> **ACTIVIDADES DE ESTUDIO**
A – En una a tres oraciones, explica qué motivo propone la crítica de 'La profesora de parvulario' para que se haya rodado el remake norteamericano.
B – Prosigue la crítica de 'La profesora de parvulario' a partir de su última oración.

> **FRAGMENTO PROPORCIONADO**
-----

La profesora de parvulario | Crítica

Maggie Gyllenghaal y el niño Parker Sevak en una imagen de 'La profesora de parvulario'.

Ficha

*** 'La profesora de parvulario'. Drama, EEUU, 2018, 96 min. Dirección y guion: Sara Colangelo. Fotografía: Pepe Ávila del Pino. Música: Asher Goldschmidt. Intérpretes: Maggie Gyllenhaal, Parker Sevak, Rosa Salazar, Anna Barynishikov, Michael Chernus, Gael García Bernal.

Cabe preguntarse por qué se ha hecho un remake norteamericano de una película tan poderosa, sugerente y enigmática como la israelí La profesora de parvulario (2014), de Nadav Lapid, un filme de recorrido casi exclusivo por circuitos festivaleros y de versión original que se presta poco a relecturas o reinterpretaciones en su singularidad parabólica.

Tal vez se trate de llevar a los Estados Unidos de Trump y el desprecio por la inteligencia este alegato en favor de la poesía como simbólico gesto de resistencia y libertad en tiempos de (falsa) cultura uniformada y mercantilización de la creatividad.

-----

> **ENTRADAS FACILITADAS**
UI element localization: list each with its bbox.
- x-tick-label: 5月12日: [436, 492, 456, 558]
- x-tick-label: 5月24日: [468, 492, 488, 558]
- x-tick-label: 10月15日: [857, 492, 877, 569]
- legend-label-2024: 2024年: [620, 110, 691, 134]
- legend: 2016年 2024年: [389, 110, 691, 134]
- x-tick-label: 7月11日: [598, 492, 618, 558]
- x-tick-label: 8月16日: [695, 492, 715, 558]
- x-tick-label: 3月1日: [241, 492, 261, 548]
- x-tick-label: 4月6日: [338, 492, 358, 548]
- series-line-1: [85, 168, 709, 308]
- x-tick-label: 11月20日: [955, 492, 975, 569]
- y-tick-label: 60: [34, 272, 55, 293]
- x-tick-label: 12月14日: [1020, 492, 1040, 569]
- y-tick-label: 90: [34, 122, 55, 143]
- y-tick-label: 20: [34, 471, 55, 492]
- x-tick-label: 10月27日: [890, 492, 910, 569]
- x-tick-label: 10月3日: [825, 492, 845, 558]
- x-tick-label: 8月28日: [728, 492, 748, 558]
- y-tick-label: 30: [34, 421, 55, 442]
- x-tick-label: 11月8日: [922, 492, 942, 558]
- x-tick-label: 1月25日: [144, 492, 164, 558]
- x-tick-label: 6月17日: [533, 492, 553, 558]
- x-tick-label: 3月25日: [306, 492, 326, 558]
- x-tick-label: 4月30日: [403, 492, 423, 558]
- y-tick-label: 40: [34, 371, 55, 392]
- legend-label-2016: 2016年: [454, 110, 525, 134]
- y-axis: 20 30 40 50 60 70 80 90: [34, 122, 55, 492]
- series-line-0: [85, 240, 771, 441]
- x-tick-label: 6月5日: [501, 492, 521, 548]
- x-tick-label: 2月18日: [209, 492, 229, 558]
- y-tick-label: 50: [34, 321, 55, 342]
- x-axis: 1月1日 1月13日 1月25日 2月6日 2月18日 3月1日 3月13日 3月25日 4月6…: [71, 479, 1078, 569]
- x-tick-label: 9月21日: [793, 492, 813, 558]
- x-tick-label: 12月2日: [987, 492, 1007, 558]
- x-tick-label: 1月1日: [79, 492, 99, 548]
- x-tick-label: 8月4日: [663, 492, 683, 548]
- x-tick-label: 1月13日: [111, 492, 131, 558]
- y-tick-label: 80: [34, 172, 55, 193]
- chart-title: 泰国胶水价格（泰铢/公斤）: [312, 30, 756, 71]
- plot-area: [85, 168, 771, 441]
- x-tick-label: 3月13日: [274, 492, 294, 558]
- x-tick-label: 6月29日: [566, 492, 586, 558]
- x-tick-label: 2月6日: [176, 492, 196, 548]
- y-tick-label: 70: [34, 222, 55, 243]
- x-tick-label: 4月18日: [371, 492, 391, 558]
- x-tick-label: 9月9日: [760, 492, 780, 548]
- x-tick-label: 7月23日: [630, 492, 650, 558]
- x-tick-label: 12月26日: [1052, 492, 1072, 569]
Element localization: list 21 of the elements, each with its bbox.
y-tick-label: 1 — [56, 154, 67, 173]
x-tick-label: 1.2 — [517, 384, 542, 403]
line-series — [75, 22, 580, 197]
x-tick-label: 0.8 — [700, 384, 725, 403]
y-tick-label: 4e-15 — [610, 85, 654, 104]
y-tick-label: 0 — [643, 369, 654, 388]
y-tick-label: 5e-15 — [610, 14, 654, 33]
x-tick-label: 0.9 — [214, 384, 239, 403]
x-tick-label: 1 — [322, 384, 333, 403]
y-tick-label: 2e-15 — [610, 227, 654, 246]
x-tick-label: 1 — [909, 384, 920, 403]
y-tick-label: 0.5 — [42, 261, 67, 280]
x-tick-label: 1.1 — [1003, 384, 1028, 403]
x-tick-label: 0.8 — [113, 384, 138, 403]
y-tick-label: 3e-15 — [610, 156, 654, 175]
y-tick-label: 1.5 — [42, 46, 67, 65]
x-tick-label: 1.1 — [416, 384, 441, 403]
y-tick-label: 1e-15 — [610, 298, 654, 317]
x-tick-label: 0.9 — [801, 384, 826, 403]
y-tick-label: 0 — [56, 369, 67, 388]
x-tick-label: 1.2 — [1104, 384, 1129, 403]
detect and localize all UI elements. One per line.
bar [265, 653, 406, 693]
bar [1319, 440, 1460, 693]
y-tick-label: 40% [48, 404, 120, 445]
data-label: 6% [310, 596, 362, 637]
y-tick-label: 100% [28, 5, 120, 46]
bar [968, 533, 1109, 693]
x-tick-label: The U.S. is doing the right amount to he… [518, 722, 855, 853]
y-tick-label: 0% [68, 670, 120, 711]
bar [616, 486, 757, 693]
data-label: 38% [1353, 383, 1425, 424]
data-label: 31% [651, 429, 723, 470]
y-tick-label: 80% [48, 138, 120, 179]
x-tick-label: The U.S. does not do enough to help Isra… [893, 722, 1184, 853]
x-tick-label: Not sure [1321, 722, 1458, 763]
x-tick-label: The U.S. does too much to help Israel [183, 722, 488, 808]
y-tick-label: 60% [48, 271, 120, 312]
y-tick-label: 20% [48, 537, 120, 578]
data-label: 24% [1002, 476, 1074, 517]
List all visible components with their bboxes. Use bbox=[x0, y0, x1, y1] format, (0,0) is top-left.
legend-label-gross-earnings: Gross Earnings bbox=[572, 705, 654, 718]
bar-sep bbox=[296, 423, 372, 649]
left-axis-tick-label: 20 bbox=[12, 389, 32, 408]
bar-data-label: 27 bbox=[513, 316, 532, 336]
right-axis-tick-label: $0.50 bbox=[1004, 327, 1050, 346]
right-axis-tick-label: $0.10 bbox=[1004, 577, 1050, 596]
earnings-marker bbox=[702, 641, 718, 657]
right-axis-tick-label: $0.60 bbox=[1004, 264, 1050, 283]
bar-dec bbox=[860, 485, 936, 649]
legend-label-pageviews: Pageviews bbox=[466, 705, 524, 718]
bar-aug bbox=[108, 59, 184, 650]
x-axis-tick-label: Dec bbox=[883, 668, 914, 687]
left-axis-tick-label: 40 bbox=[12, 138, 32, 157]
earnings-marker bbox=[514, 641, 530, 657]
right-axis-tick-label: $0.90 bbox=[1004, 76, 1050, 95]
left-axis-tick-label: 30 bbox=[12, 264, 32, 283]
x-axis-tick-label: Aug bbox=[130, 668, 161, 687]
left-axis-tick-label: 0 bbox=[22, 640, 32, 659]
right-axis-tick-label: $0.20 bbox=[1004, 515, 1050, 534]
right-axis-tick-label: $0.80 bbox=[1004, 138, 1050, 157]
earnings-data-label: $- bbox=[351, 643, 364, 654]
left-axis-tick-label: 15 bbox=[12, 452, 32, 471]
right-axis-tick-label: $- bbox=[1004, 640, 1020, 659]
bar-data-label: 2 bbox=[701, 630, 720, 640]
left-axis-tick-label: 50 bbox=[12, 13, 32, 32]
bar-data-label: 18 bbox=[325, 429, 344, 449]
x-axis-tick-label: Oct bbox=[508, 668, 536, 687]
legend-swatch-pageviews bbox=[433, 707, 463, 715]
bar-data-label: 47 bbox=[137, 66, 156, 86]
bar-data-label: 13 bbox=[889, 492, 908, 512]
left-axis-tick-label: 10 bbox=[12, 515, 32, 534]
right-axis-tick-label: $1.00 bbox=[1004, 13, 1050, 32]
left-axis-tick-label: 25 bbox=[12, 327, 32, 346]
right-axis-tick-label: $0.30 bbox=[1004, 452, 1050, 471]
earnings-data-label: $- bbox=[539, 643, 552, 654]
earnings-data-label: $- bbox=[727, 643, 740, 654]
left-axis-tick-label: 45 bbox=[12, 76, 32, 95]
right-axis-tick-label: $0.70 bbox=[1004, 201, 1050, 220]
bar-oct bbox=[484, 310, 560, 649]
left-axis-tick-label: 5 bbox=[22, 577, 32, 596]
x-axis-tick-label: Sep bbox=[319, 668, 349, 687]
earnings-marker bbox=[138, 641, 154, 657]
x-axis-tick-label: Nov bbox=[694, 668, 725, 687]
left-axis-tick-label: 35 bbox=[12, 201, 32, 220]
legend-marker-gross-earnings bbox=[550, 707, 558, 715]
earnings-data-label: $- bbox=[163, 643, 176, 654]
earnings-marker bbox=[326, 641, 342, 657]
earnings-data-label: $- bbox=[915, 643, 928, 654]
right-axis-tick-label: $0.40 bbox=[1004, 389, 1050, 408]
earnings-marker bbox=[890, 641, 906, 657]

-----

> **RESPUESTAS**
A – La crítica propone que tal vez se trate de llevar a los Estados Unidos de Trump, marcados por el desprecio por la inteligencia, el alegato de la película en favor de la poesía como gesto simbólico de resistencia y libertad. Ese alegato se sitúa en tiempos de (falsa) cultura uniformada y de mercantilización de la creatividad.

B –
Lo pienso mientras comparo inevitablemente una versión con otra, buscando esos elementos que Sara Colangelo ha dejado intactos frente a aquellos otros (el contexto familiar de la profesora, el protocolo estéril de los ambientes literarios…) que apuntan, ahora de manera más obvia o prosaica, esa potente idea de la poesía salida de la boca de un niño de cinco años como un verdadero y hermoso misterio a preservar, como la reserva de un fogonazo de imprevisibilidad y belleza de lo humano que no parece tener sitio, no digamos ya valor o importancia, en la sociedad actual.

Parece obvio que a Colangelo le interesa más el mensaje que las formas: ahí donde Lapid buscaba siempre una solución visual concreta para cada momento o cada brote lírico, este remake se percibe más plano y convencional en su puesta en escena. No es menor empero el trabajo de la siempre estupenda Maggie Gyllenghaal como mujer frustrada y profesora obsesiva en su particular cruzada de salvación de ese misterio fulgurante, encarnado en un niño al que sólo basta anunciar “tengo un poema” para detener el tiempo y ponernos frente al espejo.